■ **Extracted data**
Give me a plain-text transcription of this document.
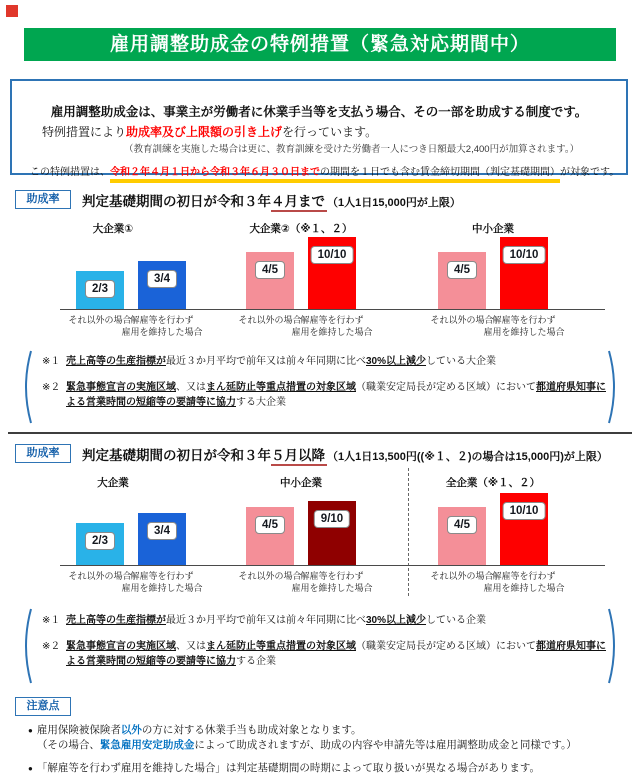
雇用調整助成金の特例措置（緊急対応期間中）

雇用調整助成金は、事業主が労働者に休業手当等を支払う場合、その一部を助成する制度です。

特例措置により助成率及び上限額の引き上げを行っています。

（教育訓練を実施した場合は更に、教育訓練を受けた労働者一人につき日額最大2,400円が加算されます。）

この特例措置は、令和２年４月１日から令和３年６月３０日までの期間を１日でも含む賃金締切期間（判定基礎期間）が対象です。

助成率	判定基礎期間の初日が令和３年４月まで （1人1日15,000円が上限）
大企業①	大企業②（※１、２）	中小企業
2/3
3/4
4/5
10/10
4/5
10/10
それ以外の場合
解雇等を行わず
雇用を維持した場合
それ以外の場合
解雇等を行わず
雇用を維持した場合
それ以外の場合
解雇等を行わず
雇用を維持した場合
※１ 売上高等の生産指標が最近３か月平均で前年又は前々年同期に比べ30%以上減少している大企業
※２ 緊急事態宣言の実施区域、又はまん延防止等重点措置の対象区域（職業安定局長が定める区域）において都道府県知事による営業時間の短縮等の要請等に協力する大企業
助成率	判定基礎期間の初日が令和３年５月以降 （1人1日13,500円((※１、２)の場合は15,000円)が上限）
大企業	中小企業	全企業（※１、２）
2/3
3/4	4/5	9/10	4/5
10/10
それ以外の場合
解雇等を行わず
雇用を維持した場合
それ以外の場合
解雇等を行わず
雇用を維持した場合
それ以外の場合
解雇等を行わず
雇用を維持した場合
※１ 売上高等の生産指標が最近３か月平均で前年又は前々年同期に比べ30%以上減少している企業
※２ 緊急事態宣言の実施区域、又はまん延防止等重点措置の対象区域（職業安定局長が定める区域）において都道府県知事による営業時間の短縮等の要請等に協力する企業
注意点
● 雇用保険被保険者以外の方に対する休業手当も助成対象となります。
（その場合、緊急雇用安定助成金によって助成されますが、助成の内容や申請先等は雇用調整助成金と同様です。）
● 「解雇等を行わず雇用を維持した場合」は判定基礎期間の時期によって取り扱いが異なる場合があります。
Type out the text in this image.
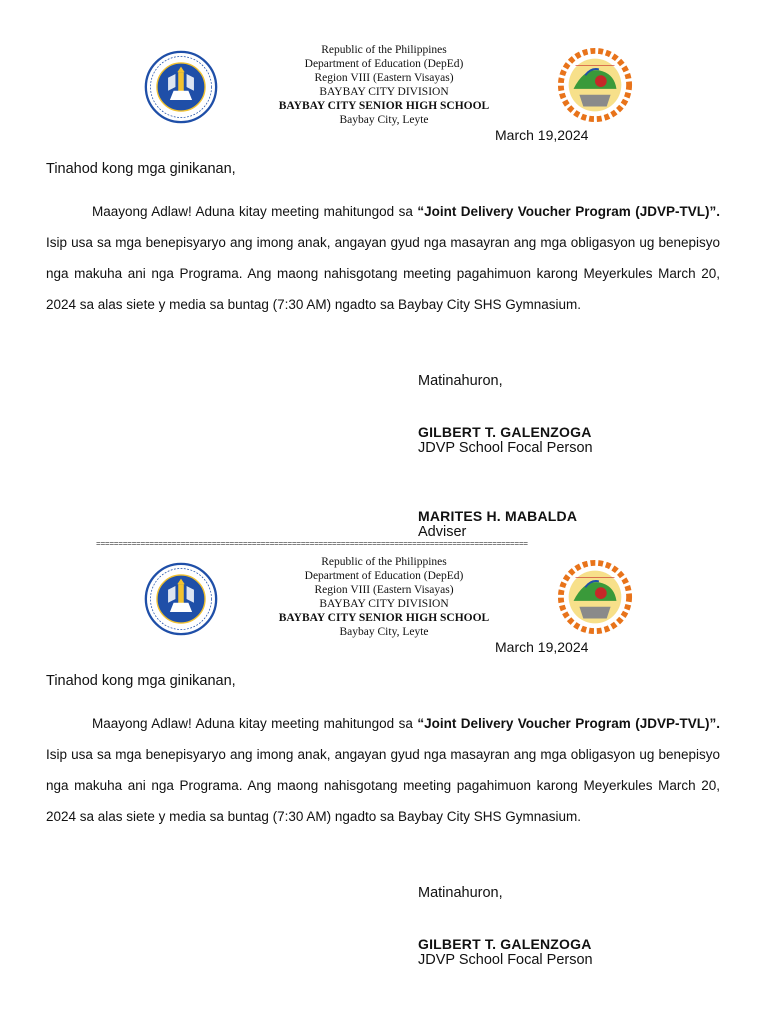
Republic of the Philippines
Department of Education (DepEd)
Region VIII (Eastern Visayas)
BAYBAY CITY DIVISION
BAYBAY CITY SENIOR HIGH SCHOOL
Baybay City, Leyte
March 19,2024
Tinahod kong mga ginikanan,

Maayong Adlaw! Aduna kitay meeting mahitungod sa “Joint Delivery Voucher Program (JDVP-TVL)”. Isip usa sa mga benepisyaryo ang imong anak, angayan gyud nga masayran ang mga obligasyon ug benepisyo nga makuha ani nga Programa. Ang maong nahisgotang meeting pagahimuon karong Meyerkules March 20, 2024 sa alas siete y media sa buntag (7:30 AM) ngadto sa Baybay City SHS Gymnasium.

Matinahuron,
GILBERT T. GALENZOGA
JDVP School Focal Person
MARITES H. MABALDA
Adviser
=================================================================================================
Republic of the Philippines
Department of Education (DepEd)
Region VIII (Eastern Visayas)
BAYBAY CITY DIVISION
BAYBAY CITY SENIOR HIGH SCHOOL
Baybay City, Leyte
March 19,2024
Tinahod kong mga ginikanan,

Maayong Adlaw! Aduna kitay meeting mahitungod sa “Joint Delivery Voucher Program (JDVP-TVL)”. Isip usa sa mga benepisyaryo ang imong anak, angayan gyud nga masayran ang mga obligasyon ug benepisyo nga makuha ani nga Programa. Ang maong nahisgotang meeting pagahimuon karong Meyerkules March 20, 2024 sa alas siete y media sa buntag (7:30 AM) ngadto sa Baybay City SHS Gymnasium.

Matinahuron,
GILBERT T. GALENZOGA
JDVP School Focal Person
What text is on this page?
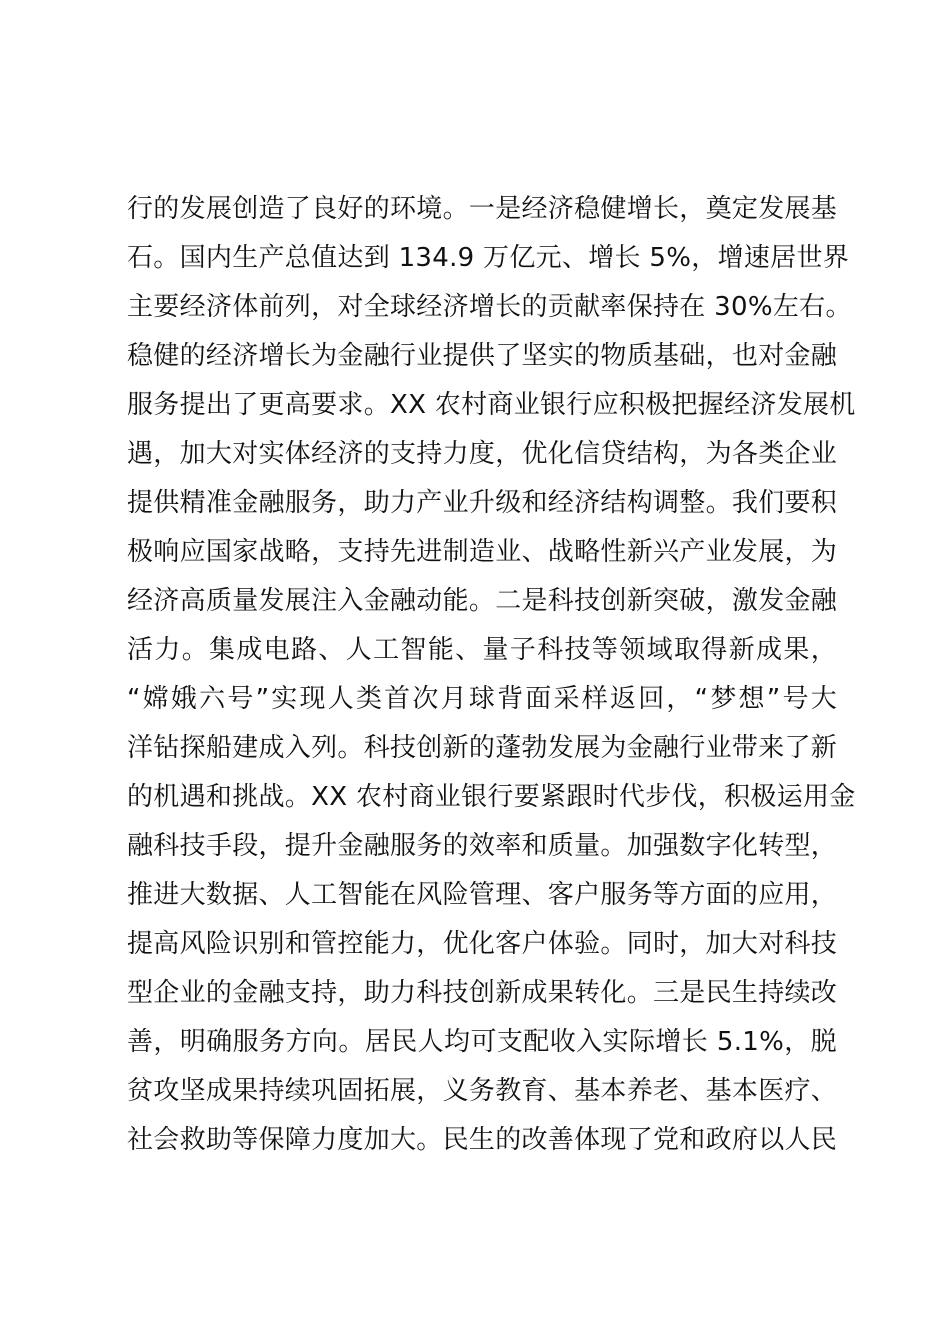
行的发展创造了良好的环境。一是经济稳健增长，奠定发展基
石。国内生产总值达到 134.9 万亿元、增长 5%，增速居世界
主要经济体前列，对全球经济增长的贡献率保持在 30%左右。
稳健的经济增长为金融行业提供了坚实的物质基础，也对金融
服务提出了更高要求。XX 农村商业银行应积极把握经济发展机
遇，加大对实体经济的支持力度，优化信贷结构，为各类企业
提供精准金融服务，助力产业升级和经济结构调整。我们要积
极响应国家战略，支持先进制造业、战略性新兴产业发展，为
经济高质量发展注入金融动能。二是科技创新突破，激发金融
活力。集成电路、人工智能、量子科技等领域取得新成果，
“嫦娥六号”实现人类首次月球背面采样返回，“梦想”号大
洋钻探船建成入列。科技创新的蓬勃发展为金融行业带来了新
的机遇和挑战。XX 农村商业银行要紧跟时代步伐，积极运用金
融科技手段，提升金融服务的效率和质量。加强数字化转型，
推进大数据、人工智能在风险管理、客户服务等方面的应用，
提高风险识别和管控能力，优化客户体验。同时，加大对科技
型企业的金融支持，助力科技创新成果转化。三是民生持续改
善，明确服务方向。居民人均可支配收入实际增长 5.1%，脱
贫攻坚成果持续巩固拓展，义务教育、基本养老、基本医疗、
社会救助等保障力度加大。民生的改善体现了党和政府以人民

■ **What you need to do**
Copy out the listing exactly as it stands, but not the pictures.

■ **Solution to this problem**
Give me a plain-text transcription of this document.
雇用調整助成金の特例措置（緊急対応期間中）

雇用調整助成金は、事業主が労働者に休業手当等を支払う場合、その一部を助成する制度です。

特例措置により助成率及び上限額の引き上げを行っています。

（教育訓練を実施した場合は更に、教育訓練を受けた労働者一人につき日額最大2,400円が加算されます。）

この特例措置は、令和２年４月１日から令和３年６月３０日までの期間を１日でも含む賃金締切期間（判定基礎期間）が対象です。

助成率	判定基礎期間の初日が令和３年４月まで （1人1日15,000円が上限）
大企業①	大企業②（※１、２）	中小企業
2/3
3/4
4/5
10/10
4/5
10/10
それ以外の場合
解雇等を行わず
雇用を維持した場合
それ以外の場合
解雇等を行わず
雇用を維持した場合
それ以外の場合
解雇等を行わず
雇用を維持した場合
※１ 売上高等の生産指標が最近３か月平均で前年又は前々年同期に比べ30%以上減少している大企業
※２ 緊急事態宣言の実施区域、又はまん延防止等重点措置の対象区域（職業安定局長が定める区域）において都道府県知事による営業時間の短縮等の要請等に協力する大企業
助成率	判定基礎期間の初日が令和３年５月以降 （1人1日13,500円((※１、２)の場合は15,000円)が上限）
大企業	中小企業	全企業（※１、２）
2/3
3/4	4/5	9/10	4/5
10/10
それ以外の場合
解雇等を行わず
雇用を維持した場合
それ以外の場合
解雇等を行わず
雇用を維持した場合
それ以外の場合
解雇等を行わず
雇用を維持した場合
※１ 売上高等の生産指標が最近３か月平均で前年又は前々年同期に比べ30%以上減少している企業
※２ 緊急事態宣言の実施区域、又はまん延防止等重点措置の対象区域（職業安定局長が定める区域）において都道府県知事による営業時間の短縮等の要請等に協力する企業
注意点
● 雇用保険被保険者以外の方に対する休業手当も助成対象となります。
（その場合、緊急雇用安定助成金によって助成されますが、助成の内容や申請先等は雇用調整助成金と同様です。）
● 「解雇等を行わず雇用を維持した場合」は判定基礎期間の時期によって取り扱いが異なる場合があります。
Type out the text in this image.
Republic of the Philippines
Department of Education (DepEd)
Region VIII (Eastern Visayas)
BAYBAY CITY DIVISION
BAYBAY CITY SENIOR HIGH SCHOOL
Baybay City, Leyte
March 19,2024
Tinahod kong mga ginikanan,

Maayong Adlaw! Aduna kitay meeting mahitungod sa “Joint Delivery Voucher Program (JDVP-TVL)”. Isip usa sa mga benepisyaryo ang imong anak, angayan gyud nga masayran ang mga obligasyon ug benepisyo nga makuha ani nga Programa. Ang maong nahisgotang meeting pagahimuon karong Meyerkules March 20, 2024 sa alas siete y media sa buntag (7:30 AM) ngadto sa Baybay City SHS Gymnasium.

Matinahuron,
GILBERT T. GALENZOGA
JDVP School Focal Person
MARITES H. MABALDA
Adviser
=================================================================================================
Republic of the Philippines
Department of Education (DepEd)
Region VIII (Eastern Visayas)
BAYBAY CITY DIVISION
BAYBAY CITY SENIOR HIGH SCHOOL
Baybay City, Leyte
March 19,2024
Tinahod kong mga ginikanan,

Maayong Adlaw! Aduna kitay meeting mahitungod sa “Joint Delivery Voucher Program (JDVP-TVL)”. Isip usa sa mga benepisyaryo ang imong anak, angayan gyud nga masayran ang mga obligasyon ug benepisyo nga makuha ani nga Programa. Ang maong nahisgotang meeting pagahimuon karong Meyerkules March 20, 2024 sa alas siete y media sa buntag (7:30 AM) ngadto sa Baybay City SHS Gymnasium.

Matinahuron,
GILBERT T. GALENZOGA
JDVP School Focal Person
What text is on this page?
行的发展创造了良好的环境。一是经济稳健增长，奠定发展基
石。国内生产总值达到 134.9 万亿元、增长 5%，增速居世界
主要经济体前列，对全球经济增长的贡献率保持在 30%左右。
稳健的经济增长为金融行业提供了坚实的物质基础，也对金融
服务提出了更高要求。XX 农村商业银行应积极把握经济发展机
遇，加大对实体经济的支持力度，优化信贷结构，为各类企业
提供精准金融服务，助力产业升级和经济结构调整。我们要积
极响应国家战略，支持先进制造业、战略性新兴产业发展，为
经济高质量发展注入金融动能。二是科技创新突破，激发金融
活力。集成电路、人工智能、量子科技等领域取得新成果，
“嫦娥六号”实现人类首次月球背面采样返回，“梦想”号大
洋钻探船建成入列。科技创新的蓬勃发展为金融行业带来了新
的机遇和挑战。XX 农村商业银行要紧跟时代步伐，积极运用金
融科技手段，提升金融服务的效率和质量。加强数字化转型，
推进大数据、人工智能在风险管理、客户服务等方面的应用，
提高风险识别和管控能力，优化客户体验。同时，加大对科技
型企业的金融支持，助力科技创新成果转化。三是民生持续改
善，明确服务方向。居民人均可支配收入实际增长 5.1%，脱
贫攻坚成果持续巩固拓展，义务教育、基本养老、基本医疗、
社会救助等保障力度加大。民生的改善体现了党和政府以人民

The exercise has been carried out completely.